====== Provided data

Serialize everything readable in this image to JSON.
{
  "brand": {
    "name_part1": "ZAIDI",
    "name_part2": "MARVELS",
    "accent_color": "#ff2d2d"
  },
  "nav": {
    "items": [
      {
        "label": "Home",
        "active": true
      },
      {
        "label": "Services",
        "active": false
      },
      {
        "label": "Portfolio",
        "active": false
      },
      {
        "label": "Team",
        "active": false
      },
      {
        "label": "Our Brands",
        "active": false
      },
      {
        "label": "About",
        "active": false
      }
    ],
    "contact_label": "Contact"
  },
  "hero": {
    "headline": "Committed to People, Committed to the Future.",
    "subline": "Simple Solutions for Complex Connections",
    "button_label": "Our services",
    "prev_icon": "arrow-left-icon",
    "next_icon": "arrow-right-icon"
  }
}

============

# Problem statement:
Repeat the material in full, exactly as it stands.

# Written response:
Serialize everything readable in this image to JSON.
{
  "brand": {
    "name_part1": "ZAIDI",
    "name_part2": "MARVELS",
    "accent_color": "#ff2d2d"
  },
  "nav": {
    "items": [
      {
        "label": "Home",
        "active": true
      },
      {
        "label": "Services",
        "active": false
      },
      {
        "label": "Portfolio",
        "active": false
      },
      {
        "label": "Team",
        "active": false
      },
      {
        "label": "Our Brands",
        "active": false
      },
      {
        "label": "About",
        "active": false
      }
    ],
    "contact_label": "Contact"
  },
  "hero": {
    "headline": "Committed to People, Committed to the Future.",
    "subline": "Simple Solutions for Complex Connections",
    "button_label": "Our services",
    "prev_icon": "arrow-left-icon",
    "next_icon": "arrow-right-icon"
  }
}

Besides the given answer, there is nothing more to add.